Start of Given records

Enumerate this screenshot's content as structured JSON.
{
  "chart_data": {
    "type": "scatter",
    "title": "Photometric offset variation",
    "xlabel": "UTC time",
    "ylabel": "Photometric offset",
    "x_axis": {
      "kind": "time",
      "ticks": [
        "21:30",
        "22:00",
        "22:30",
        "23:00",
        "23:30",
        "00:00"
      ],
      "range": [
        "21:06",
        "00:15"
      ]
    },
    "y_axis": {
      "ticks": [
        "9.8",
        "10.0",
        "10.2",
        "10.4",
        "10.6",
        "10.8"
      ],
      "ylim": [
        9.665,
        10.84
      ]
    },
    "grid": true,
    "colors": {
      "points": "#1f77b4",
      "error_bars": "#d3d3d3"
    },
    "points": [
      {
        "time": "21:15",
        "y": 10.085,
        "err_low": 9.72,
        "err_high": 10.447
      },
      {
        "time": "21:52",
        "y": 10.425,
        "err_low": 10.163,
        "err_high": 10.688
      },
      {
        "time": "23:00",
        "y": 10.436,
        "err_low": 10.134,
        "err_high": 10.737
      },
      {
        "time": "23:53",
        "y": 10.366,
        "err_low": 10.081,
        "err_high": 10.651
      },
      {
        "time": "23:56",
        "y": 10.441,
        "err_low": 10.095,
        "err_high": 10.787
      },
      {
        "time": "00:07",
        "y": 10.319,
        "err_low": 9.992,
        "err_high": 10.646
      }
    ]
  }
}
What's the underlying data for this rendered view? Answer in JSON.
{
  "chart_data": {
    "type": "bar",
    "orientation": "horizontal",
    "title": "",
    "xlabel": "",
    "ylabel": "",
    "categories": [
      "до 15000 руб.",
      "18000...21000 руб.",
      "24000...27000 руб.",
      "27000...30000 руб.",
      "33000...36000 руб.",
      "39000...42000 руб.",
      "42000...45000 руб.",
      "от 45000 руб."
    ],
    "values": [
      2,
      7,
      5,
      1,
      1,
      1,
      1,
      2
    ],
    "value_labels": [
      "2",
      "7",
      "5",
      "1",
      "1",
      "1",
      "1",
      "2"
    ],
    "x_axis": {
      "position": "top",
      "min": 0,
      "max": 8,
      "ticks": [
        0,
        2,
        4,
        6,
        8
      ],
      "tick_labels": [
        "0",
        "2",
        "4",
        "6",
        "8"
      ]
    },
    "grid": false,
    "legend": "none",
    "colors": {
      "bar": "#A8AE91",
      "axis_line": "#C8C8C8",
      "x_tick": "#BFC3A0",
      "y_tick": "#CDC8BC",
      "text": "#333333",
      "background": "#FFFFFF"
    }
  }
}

End of Given records

● **Task goal**:
Copy all lines from the material that include "offset".

● **Correct answer**:
    "title": "Photometric offset variation",
    "ylabel": "Photometric offset",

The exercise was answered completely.